Exercise instructions => Reproduce the entire listing word for word.

-------- Listed records

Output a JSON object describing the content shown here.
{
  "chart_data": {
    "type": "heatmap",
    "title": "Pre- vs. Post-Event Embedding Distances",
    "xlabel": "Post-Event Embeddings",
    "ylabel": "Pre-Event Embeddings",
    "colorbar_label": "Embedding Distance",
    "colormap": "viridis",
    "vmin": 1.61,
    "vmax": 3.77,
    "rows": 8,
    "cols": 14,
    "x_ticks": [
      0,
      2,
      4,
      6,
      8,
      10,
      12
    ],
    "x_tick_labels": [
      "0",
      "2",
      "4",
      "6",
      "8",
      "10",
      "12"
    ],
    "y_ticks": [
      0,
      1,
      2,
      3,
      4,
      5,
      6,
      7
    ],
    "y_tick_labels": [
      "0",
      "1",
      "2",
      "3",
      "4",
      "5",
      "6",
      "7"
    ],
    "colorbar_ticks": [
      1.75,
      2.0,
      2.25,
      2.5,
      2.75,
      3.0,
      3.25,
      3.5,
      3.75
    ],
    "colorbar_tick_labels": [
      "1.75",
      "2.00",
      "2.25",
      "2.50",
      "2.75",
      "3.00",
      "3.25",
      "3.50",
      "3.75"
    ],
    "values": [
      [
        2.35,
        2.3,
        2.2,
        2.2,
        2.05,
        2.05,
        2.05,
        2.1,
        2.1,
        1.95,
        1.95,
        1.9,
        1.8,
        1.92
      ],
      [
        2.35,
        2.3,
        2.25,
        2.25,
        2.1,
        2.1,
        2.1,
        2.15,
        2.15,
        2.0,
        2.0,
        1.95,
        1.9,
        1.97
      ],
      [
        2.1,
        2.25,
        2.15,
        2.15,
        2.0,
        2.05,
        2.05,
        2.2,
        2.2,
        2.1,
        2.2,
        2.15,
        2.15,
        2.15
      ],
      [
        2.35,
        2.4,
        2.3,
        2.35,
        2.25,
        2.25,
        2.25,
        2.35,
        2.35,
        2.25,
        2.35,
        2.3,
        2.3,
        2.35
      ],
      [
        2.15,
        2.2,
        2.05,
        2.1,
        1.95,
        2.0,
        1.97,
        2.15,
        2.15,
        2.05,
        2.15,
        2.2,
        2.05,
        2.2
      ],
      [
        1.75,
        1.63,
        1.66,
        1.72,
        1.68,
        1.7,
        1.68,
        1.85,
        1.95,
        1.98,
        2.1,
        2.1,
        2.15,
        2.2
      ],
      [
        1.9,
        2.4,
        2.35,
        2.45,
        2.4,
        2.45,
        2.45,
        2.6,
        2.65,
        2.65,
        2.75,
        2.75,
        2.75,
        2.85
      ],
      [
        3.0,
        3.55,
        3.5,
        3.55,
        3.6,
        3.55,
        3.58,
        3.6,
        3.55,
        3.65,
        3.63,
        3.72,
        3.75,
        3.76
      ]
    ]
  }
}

----------------

Final result =>
Output a JSON object describing the content shown here.
{
  "chart_data": {
    "type": "heatmap",
    "title": "Pre- vs. Post-Event Embedding Distances",
    "xlabel": "Post-Event Embeddings",
    "ylabel": "Pre-Event Embeddings",
    "colorbar_label": "Embedding Distance",
    "colormap": "viridis",
    "vmin": 1.61,
    "vmax": 3.77,
    "rows": 8,
    "cols": 14,
    "x_ticks": [
      0,
      2,
      4,
      6,
      8,
      10,
      12
    ],
    "x_tick_labels": [
      "0",
      "2",
      "4",
      "6",
      "8",
      "10",
      "12"
    ],
    "y_ticks": [
      0,
      1,
      2,
      3,
      4,
      5,
      6,
      7
    ],
    "y_tick_labels": [
      "0",
      "1",
      "2",
      "3",
      "4",
      "5",
      "6",
      "7"
    ],
    "colorbar_ticks": [
      1.75,
      2.0,
      2.25,
      2.5,
      2.75,
      3.0,
      3.25,
      3.5,
      3.75
    ],
    "colorbar_tick_labels": [
      "1.75",
      "2.00",
      "2.25",
      "2.50",
      "2.75",
      "3.00",
      "3.25",
      "3.50",
      "3.75"
    ],
    "values": [
      [
        2.35,
        2.3,
        2.2,
        2.2,
        2.05,
        2.05,
        2.05,
        2.1,
        2.1,
        1.95,
        1.95,
        1.9,
        1.8,
        1.92
      ],
      [
        2.35,
        2.3,
        2.25,
        2.25,
        2.1,
        2.1,
        2.1,
        2.15,
        2.15,
        2.0,
        2.0,
        1.95,
        1.9,
        1.97
      ],
      [
        2.1,
        2.25,
        2.15,
        2.15,
        2.0,
        2.05,
        2.05,
        2.2,
        2.2,
        2.1,
        2.2,
        2.15,
        2.15,
        2.15
      ],
      [
        2.35,
        2.4,
        2.3,
        2.35,
        2.25,
        2.25,
        2.25,
        2.35,
        2.35,
        2.25,
        2.35,
        2.3,
        2.3,
        2.35
      ],
      [
        2.15,
        2.2,
        2.05,
        2.1,
        1.95,
        2.0,
        1.97,
        2.15,
        2.15,
        2.05,
        2.15,
        2.2,
        2.05,
        2.2
      ],
      [
        1.75,
        1.63,
        1.66,
        1.72,
        1.68,
        1.7,
        1.68,
        1.85,
        1.95,
        1.98,
        2.1,
        2.1,
        2.15,
        2.2
      ],
      [
        1.9,
        2.4,
        2.35,
        2.45,
        2.4,
        2.45,
        2.45,
        2.6,
        2.65,
        2.65,
        2.75,
        2.75,
        2.75,
        2.85
      ],
      [
        3.0,
        3.55,
        3.5,
        3.55,
        3.6,
        3.55,
        3.58,
        3.6,
        3.55,
        3.65,
        3.63,
        3.72,
        3.75,
        3.76
      ]
    ]
  }
}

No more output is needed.